» RECORDS FOR THIS EXERCISE:
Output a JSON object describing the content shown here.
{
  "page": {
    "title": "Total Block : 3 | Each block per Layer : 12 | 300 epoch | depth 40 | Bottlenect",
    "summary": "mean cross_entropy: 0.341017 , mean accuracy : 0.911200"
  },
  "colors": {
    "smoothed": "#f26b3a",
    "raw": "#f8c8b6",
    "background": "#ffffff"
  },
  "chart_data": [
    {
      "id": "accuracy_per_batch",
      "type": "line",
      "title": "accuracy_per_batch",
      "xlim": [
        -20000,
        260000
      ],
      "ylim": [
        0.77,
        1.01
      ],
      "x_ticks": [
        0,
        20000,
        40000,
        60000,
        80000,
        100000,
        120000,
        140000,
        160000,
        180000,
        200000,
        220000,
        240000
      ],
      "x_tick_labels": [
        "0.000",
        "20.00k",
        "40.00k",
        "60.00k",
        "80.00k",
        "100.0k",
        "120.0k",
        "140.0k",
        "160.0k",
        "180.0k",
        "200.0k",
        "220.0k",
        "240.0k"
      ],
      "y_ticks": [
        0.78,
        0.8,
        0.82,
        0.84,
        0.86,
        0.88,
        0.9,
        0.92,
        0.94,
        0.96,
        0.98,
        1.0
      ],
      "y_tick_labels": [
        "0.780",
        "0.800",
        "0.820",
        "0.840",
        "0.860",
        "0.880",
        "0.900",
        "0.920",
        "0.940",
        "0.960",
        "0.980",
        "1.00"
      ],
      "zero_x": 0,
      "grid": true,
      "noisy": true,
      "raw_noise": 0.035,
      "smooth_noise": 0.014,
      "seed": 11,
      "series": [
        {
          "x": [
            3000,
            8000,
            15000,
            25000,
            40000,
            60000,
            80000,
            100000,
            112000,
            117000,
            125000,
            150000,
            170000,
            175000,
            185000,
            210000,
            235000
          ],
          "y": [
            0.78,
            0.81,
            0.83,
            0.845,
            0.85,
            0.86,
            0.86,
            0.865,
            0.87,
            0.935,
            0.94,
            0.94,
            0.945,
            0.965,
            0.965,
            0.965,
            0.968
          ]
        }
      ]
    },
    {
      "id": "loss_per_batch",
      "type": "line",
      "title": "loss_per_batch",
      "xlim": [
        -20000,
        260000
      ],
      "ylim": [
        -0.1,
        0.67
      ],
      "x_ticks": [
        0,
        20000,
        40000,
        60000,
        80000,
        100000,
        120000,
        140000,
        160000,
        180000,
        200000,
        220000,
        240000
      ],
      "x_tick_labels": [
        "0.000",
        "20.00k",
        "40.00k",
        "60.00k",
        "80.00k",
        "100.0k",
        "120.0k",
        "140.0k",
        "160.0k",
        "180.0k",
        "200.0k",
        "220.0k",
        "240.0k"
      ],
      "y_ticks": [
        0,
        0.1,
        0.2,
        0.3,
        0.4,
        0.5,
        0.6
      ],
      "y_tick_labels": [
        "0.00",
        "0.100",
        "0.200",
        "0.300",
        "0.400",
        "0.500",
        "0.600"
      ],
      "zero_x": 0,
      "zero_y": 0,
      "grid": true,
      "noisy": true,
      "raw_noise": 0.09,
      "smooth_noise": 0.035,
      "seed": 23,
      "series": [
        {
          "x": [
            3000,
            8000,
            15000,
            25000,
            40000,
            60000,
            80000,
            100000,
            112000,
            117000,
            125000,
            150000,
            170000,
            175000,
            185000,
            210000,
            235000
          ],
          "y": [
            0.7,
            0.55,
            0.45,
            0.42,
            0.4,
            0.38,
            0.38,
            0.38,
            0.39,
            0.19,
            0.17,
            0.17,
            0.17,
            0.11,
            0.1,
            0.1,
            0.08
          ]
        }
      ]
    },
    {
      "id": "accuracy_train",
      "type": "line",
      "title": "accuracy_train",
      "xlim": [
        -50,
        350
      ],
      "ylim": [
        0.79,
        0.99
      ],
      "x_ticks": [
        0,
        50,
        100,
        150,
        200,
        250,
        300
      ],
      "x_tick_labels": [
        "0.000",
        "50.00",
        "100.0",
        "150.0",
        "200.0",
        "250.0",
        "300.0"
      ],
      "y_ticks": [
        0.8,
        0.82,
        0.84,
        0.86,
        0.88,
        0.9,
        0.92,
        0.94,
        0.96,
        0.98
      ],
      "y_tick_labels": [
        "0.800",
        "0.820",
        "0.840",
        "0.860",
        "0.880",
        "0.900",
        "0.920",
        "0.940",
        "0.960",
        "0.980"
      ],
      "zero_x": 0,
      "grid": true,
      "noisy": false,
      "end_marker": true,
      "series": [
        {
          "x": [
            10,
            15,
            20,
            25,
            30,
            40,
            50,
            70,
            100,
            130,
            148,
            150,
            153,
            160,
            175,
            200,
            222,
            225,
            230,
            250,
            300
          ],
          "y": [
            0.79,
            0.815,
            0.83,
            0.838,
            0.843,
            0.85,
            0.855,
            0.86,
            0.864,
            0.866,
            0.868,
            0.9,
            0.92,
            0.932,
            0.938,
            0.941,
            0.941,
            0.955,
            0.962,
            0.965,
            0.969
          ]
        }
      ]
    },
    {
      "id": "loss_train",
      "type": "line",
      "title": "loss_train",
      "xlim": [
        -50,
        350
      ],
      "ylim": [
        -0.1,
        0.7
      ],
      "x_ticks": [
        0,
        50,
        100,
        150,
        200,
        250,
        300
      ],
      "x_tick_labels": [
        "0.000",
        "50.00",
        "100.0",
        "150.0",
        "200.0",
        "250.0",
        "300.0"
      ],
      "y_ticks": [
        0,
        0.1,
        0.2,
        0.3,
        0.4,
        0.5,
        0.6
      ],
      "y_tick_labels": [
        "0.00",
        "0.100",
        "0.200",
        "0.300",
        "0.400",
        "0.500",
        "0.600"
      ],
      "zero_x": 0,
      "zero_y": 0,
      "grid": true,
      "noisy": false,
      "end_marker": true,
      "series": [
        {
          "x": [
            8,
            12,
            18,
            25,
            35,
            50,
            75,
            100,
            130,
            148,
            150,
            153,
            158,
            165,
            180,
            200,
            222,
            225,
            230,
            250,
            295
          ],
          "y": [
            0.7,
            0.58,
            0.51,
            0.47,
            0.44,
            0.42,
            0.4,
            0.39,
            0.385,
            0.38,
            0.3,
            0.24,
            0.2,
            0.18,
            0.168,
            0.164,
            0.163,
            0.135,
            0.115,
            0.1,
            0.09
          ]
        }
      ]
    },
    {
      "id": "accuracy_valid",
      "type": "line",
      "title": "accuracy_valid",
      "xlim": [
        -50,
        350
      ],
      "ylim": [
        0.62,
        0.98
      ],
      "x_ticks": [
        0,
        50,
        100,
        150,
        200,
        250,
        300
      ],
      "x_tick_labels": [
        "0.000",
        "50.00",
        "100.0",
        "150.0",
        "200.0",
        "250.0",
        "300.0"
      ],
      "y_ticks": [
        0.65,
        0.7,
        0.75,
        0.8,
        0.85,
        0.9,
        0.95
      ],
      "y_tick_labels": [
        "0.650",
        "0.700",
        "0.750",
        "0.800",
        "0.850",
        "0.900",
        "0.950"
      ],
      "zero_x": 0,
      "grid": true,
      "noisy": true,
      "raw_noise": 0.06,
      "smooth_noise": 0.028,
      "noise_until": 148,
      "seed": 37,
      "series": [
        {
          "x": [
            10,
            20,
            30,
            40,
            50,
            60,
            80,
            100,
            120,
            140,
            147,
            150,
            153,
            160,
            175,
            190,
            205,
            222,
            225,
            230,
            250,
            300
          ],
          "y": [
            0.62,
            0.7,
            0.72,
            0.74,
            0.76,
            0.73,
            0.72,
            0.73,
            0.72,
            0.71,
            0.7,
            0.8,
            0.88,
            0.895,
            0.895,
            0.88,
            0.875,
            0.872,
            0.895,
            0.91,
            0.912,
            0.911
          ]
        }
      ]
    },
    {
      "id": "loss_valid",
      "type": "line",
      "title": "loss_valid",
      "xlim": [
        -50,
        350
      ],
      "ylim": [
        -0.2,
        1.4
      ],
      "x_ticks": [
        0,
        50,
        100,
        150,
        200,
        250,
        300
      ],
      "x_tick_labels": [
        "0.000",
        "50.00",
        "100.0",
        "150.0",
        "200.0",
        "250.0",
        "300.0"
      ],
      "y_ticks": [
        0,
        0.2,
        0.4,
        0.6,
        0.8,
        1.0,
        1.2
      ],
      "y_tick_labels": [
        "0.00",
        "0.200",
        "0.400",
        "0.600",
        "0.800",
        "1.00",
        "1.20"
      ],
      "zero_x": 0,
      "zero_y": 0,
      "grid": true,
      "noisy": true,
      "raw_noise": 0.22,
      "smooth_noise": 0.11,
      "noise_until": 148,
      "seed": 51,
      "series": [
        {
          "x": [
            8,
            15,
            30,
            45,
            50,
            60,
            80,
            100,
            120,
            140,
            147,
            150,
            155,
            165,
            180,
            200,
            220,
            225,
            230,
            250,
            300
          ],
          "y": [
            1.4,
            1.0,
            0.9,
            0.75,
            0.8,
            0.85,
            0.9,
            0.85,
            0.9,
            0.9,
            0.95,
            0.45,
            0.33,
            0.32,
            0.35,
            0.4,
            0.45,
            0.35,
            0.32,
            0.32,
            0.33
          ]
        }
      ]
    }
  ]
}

» REQUIRED TASK: Report the count of lines in the entries that contain the string "title", and nothing besides it.

» RESPONSE TO THIS EXERCISE: 7